#### Exercise requirements
Across the material below, how many lines contain the word "window"? Give only the number.
-*-*-
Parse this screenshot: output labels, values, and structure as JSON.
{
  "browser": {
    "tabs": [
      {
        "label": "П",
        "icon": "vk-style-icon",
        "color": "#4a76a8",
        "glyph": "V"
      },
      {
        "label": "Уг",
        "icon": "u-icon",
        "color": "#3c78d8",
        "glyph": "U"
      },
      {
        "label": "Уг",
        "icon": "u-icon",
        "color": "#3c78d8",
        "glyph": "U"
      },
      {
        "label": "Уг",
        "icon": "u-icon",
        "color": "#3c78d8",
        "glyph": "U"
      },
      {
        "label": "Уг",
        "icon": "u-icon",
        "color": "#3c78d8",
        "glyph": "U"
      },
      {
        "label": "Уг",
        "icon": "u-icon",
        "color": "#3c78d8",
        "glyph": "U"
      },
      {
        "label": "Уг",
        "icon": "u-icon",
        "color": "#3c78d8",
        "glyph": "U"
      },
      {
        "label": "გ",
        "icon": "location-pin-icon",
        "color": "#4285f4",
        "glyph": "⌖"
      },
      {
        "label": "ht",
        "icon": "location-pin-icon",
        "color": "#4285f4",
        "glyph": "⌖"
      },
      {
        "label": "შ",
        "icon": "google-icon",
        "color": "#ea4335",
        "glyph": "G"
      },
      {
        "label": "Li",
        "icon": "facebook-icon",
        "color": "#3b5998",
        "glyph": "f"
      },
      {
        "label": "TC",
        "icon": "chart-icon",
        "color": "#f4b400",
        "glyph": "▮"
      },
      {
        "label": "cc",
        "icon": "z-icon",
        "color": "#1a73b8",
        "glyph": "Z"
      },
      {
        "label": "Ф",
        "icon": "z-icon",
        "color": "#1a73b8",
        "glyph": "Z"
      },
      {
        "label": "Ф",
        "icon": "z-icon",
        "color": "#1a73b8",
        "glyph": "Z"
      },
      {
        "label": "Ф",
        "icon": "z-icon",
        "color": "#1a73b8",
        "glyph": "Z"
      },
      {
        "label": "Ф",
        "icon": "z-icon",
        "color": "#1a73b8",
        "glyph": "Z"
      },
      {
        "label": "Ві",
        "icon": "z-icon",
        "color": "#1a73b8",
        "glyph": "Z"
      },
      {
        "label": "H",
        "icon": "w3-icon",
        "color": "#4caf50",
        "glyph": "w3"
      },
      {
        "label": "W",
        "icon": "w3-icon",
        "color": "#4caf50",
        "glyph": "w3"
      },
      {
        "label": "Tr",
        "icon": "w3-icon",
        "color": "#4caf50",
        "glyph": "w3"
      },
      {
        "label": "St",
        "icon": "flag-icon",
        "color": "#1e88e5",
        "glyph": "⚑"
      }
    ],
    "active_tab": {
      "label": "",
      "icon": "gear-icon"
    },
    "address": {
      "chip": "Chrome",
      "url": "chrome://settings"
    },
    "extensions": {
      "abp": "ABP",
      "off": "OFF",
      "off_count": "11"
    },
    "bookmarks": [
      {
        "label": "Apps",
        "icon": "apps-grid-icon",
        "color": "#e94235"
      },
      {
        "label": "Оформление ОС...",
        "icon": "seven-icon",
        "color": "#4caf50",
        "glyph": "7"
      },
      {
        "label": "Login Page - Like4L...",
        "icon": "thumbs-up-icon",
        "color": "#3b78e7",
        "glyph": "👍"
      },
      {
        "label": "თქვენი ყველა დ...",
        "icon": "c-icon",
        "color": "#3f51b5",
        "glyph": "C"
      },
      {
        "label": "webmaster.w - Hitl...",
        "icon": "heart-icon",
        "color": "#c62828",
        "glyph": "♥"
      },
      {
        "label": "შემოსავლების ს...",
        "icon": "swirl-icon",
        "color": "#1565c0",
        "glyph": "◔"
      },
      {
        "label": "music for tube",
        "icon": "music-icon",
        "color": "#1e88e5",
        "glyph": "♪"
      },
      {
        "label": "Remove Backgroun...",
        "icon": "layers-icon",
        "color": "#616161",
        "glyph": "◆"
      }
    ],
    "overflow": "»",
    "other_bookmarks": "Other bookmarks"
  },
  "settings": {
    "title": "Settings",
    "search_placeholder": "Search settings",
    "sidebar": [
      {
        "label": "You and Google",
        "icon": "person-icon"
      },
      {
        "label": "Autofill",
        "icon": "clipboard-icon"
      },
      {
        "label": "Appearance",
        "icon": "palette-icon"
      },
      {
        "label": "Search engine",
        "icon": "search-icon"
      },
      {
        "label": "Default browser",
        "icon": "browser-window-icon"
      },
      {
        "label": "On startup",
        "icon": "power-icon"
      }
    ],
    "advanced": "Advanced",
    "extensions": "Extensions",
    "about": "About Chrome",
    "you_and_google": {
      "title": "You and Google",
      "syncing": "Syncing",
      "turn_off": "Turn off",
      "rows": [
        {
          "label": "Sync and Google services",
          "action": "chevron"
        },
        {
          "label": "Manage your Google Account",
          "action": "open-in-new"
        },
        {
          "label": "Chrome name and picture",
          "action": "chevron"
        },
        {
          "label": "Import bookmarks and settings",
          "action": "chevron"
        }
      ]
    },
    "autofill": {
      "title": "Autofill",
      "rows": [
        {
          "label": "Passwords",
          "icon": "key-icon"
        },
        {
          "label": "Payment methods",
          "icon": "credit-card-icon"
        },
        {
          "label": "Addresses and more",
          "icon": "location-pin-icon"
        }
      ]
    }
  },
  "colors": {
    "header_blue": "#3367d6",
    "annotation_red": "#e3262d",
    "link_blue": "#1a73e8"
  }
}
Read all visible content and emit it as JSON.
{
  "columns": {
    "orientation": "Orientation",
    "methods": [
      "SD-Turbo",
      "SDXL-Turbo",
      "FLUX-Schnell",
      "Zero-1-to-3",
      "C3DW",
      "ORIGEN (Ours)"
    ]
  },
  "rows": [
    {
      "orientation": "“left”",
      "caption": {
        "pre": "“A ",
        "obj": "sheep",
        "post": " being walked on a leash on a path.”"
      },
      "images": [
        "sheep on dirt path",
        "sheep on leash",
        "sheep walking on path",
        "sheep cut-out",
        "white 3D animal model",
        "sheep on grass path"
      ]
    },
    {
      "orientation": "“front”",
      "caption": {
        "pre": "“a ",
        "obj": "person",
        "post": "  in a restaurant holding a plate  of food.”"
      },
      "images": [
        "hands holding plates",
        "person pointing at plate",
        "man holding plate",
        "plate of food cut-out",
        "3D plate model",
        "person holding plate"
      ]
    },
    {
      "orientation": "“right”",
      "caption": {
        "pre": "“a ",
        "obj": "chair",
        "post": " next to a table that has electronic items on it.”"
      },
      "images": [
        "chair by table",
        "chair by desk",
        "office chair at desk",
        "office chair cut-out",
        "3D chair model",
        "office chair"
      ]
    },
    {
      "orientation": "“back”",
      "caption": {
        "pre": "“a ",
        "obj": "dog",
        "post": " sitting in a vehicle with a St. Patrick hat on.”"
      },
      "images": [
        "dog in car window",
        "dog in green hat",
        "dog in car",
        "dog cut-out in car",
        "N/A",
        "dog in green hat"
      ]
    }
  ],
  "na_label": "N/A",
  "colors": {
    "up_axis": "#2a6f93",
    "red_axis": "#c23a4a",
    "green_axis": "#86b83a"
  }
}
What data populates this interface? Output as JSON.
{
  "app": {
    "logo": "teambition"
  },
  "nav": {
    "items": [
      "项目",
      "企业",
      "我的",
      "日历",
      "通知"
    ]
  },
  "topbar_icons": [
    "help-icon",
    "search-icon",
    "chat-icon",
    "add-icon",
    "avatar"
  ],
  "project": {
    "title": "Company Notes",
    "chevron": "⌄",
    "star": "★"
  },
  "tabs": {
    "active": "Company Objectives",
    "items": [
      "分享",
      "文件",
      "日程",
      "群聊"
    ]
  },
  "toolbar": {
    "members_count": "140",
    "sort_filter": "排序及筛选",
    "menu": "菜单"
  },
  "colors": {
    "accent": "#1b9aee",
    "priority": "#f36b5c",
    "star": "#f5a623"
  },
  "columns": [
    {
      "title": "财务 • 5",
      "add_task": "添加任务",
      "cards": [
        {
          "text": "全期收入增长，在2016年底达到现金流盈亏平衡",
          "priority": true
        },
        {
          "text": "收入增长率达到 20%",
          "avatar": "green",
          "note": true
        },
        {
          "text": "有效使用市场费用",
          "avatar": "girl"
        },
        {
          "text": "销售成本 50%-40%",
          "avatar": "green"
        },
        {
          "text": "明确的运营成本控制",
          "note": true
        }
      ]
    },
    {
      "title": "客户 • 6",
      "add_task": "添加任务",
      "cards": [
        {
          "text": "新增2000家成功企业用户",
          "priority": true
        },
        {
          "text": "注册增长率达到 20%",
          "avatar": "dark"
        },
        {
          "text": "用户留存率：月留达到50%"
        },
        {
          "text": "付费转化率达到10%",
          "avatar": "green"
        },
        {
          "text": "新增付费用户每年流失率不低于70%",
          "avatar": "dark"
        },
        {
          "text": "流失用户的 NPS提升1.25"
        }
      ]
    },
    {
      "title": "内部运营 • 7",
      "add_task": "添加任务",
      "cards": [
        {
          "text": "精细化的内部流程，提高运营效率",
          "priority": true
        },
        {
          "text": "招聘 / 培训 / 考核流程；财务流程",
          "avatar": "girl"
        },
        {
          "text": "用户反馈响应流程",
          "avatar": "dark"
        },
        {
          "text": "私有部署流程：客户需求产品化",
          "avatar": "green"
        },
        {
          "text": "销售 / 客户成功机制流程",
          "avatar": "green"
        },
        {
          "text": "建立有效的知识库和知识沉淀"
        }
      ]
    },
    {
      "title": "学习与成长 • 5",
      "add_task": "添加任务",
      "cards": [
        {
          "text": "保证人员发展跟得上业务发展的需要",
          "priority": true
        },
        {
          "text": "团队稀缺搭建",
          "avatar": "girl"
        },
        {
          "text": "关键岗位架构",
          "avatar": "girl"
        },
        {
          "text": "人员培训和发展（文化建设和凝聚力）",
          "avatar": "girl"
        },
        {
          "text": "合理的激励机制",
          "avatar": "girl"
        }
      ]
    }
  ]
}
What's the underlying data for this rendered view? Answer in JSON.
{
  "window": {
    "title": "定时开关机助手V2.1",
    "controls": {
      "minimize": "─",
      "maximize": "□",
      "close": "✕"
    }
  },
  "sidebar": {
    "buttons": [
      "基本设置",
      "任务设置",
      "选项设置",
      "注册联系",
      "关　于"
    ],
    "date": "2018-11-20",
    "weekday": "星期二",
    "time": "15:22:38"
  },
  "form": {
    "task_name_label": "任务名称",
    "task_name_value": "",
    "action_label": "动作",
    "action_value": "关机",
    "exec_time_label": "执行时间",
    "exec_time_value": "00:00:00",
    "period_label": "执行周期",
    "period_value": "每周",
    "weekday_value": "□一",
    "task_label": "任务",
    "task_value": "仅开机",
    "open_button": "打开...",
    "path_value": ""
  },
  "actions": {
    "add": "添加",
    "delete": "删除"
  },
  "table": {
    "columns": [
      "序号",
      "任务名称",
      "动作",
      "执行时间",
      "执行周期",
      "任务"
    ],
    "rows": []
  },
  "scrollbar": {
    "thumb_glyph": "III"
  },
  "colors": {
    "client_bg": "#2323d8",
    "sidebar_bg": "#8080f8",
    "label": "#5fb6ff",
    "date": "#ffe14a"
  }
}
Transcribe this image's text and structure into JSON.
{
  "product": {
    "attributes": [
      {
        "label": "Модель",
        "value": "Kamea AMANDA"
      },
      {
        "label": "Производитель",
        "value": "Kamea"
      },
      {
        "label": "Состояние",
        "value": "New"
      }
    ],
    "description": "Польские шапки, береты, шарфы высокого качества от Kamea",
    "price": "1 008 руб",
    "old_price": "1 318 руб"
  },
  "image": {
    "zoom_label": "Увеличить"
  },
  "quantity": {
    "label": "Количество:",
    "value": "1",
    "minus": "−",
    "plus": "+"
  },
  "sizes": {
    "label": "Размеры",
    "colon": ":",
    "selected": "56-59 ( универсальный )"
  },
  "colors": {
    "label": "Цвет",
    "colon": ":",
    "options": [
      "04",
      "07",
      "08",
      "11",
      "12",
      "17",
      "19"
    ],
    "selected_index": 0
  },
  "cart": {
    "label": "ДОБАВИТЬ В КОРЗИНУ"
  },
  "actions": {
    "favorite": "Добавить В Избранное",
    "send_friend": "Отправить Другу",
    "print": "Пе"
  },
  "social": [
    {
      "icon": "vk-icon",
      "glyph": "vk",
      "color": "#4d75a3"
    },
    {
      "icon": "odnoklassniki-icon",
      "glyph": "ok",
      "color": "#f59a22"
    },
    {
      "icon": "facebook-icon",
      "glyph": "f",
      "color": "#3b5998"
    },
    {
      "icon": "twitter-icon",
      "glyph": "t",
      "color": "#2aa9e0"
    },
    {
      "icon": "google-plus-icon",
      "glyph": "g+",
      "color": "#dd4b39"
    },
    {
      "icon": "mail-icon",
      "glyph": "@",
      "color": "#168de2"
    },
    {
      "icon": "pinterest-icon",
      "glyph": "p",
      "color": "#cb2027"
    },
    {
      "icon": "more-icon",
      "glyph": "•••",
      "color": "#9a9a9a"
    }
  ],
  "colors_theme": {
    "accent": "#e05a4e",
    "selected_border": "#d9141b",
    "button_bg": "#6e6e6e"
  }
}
-*-*-
#### The result
3